What to produce:
Check every line of the material below for the string "Printing", and return the ones that have it.

Given records:
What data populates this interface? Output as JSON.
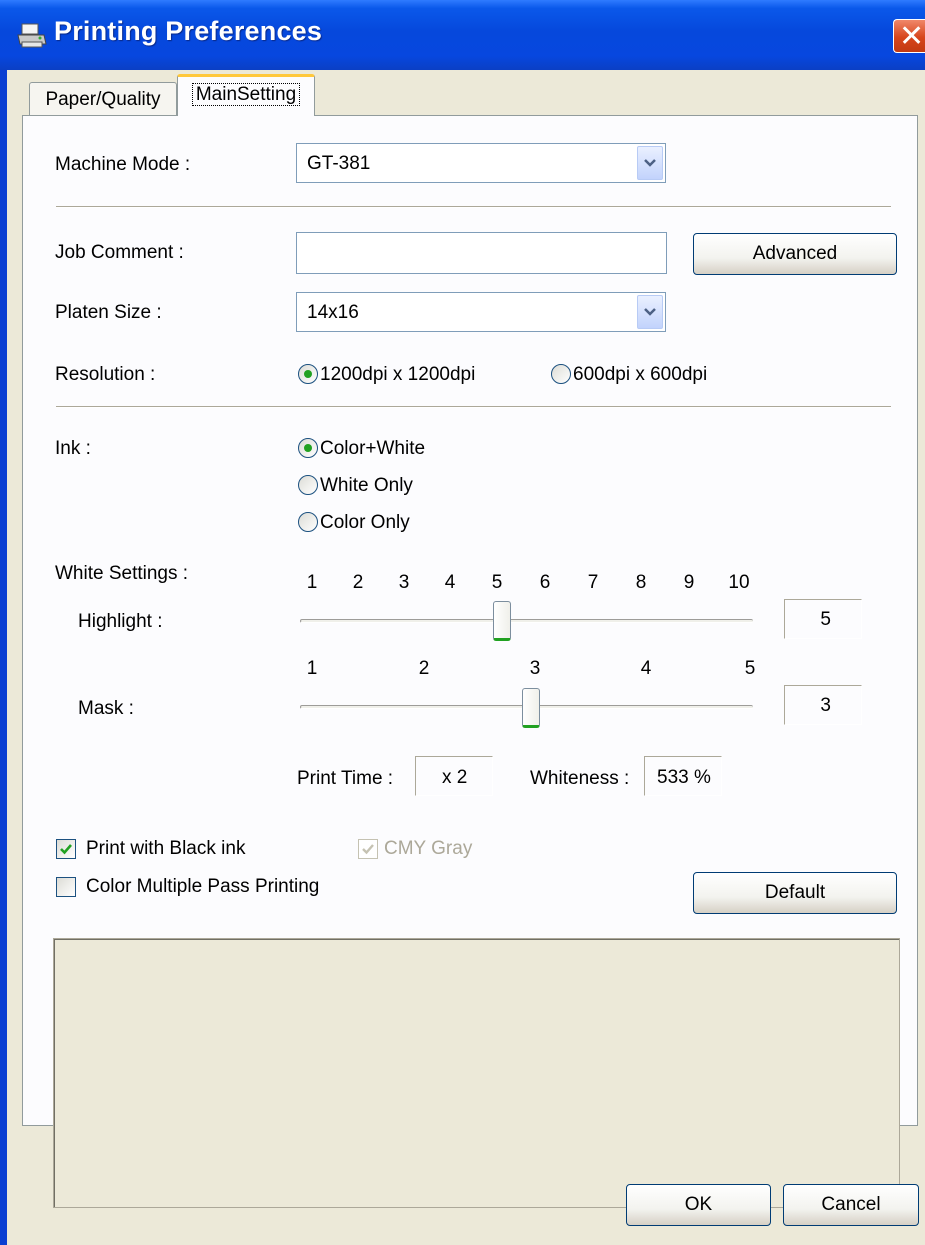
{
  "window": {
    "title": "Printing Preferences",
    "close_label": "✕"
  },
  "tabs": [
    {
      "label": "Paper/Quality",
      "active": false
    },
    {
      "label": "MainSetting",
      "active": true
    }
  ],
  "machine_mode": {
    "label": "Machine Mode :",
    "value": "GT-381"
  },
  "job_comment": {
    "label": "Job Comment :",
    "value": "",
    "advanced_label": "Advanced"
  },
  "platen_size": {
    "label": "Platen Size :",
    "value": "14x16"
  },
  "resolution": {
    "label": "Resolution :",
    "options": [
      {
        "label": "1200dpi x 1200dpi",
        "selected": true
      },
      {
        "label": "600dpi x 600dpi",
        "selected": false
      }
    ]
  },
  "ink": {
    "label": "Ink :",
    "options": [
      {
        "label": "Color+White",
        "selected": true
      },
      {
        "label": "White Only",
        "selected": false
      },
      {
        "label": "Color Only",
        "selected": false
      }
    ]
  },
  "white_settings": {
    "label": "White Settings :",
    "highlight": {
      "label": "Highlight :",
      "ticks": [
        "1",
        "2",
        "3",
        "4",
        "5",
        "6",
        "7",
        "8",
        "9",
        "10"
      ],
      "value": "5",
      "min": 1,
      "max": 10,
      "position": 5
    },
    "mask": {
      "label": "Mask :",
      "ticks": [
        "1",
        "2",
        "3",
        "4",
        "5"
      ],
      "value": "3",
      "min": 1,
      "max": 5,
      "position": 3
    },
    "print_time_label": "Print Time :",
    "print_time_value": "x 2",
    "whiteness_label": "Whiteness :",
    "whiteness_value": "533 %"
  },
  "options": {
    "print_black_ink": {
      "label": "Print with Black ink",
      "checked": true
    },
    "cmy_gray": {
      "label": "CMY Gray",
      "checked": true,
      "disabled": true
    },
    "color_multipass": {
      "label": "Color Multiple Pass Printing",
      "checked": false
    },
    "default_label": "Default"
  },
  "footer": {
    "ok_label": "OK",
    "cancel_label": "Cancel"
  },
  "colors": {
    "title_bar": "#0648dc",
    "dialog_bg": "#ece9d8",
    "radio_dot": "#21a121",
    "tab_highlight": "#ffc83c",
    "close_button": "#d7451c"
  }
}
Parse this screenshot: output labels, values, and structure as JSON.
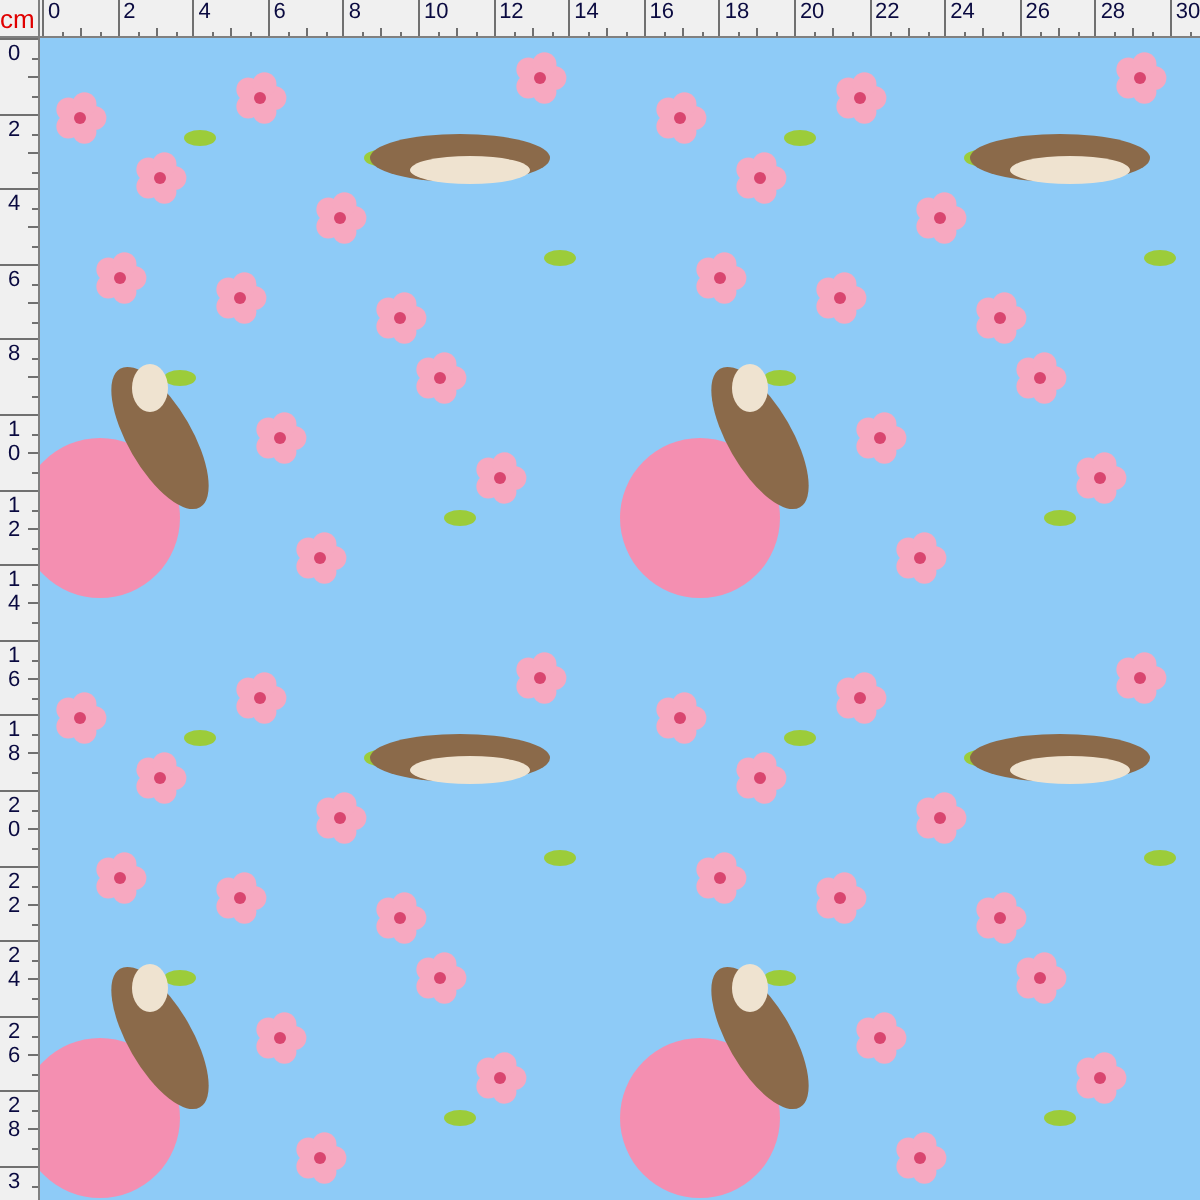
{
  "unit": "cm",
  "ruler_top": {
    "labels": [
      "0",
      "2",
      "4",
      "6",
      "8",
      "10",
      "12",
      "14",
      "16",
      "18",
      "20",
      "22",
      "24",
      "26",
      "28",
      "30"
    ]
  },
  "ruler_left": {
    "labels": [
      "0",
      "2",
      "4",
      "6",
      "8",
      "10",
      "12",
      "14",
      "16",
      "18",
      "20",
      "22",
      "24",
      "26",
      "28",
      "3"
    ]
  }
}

---

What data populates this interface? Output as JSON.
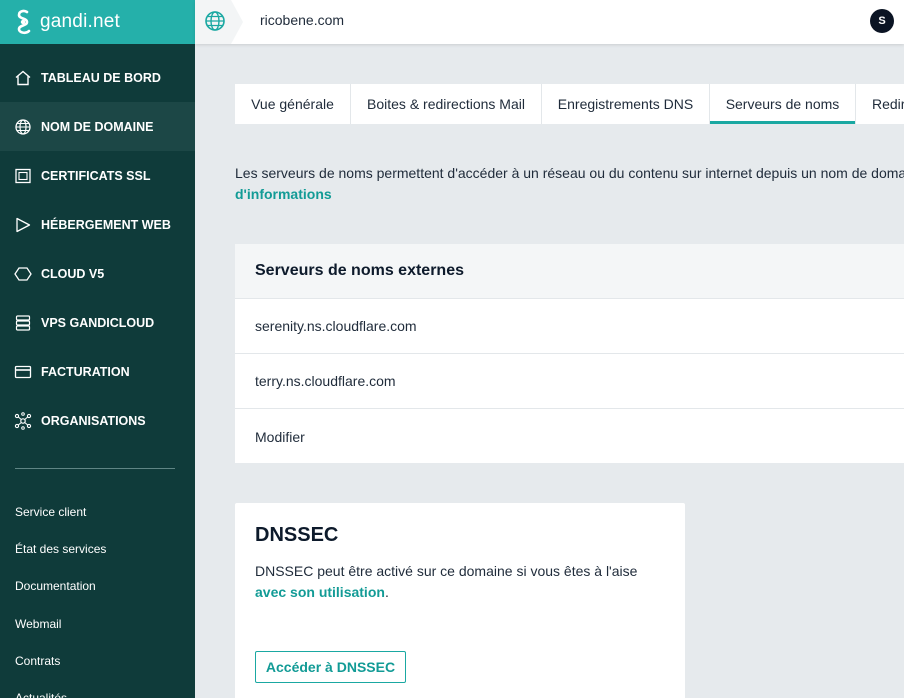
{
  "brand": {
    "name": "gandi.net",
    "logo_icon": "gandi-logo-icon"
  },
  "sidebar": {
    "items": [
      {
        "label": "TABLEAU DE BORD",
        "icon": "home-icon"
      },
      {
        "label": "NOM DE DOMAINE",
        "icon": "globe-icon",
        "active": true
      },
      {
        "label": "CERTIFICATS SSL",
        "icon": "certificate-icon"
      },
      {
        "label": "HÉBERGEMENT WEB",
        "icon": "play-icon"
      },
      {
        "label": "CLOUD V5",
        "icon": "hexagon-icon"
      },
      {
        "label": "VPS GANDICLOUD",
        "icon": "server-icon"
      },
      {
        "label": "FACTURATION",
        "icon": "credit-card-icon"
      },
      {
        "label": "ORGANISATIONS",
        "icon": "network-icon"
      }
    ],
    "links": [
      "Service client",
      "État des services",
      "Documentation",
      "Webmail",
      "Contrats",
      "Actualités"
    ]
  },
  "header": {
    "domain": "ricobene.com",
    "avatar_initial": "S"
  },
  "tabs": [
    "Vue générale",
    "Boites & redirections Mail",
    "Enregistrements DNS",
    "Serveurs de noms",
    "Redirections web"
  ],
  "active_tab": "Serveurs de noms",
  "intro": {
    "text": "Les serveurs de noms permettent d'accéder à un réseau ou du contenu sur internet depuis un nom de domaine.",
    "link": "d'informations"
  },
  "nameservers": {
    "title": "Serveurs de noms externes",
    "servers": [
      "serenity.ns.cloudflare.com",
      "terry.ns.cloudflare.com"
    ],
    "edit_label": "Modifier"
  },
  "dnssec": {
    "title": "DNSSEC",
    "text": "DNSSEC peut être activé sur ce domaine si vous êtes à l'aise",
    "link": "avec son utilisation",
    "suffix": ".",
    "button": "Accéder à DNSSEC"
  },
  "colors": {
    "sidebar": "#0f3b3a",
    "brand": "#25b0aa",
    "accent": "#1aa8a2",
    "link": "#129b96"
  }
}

Solution to this problem:
    "title": "Printing Preferences",
      "label": "Color Multiple Pass Printing",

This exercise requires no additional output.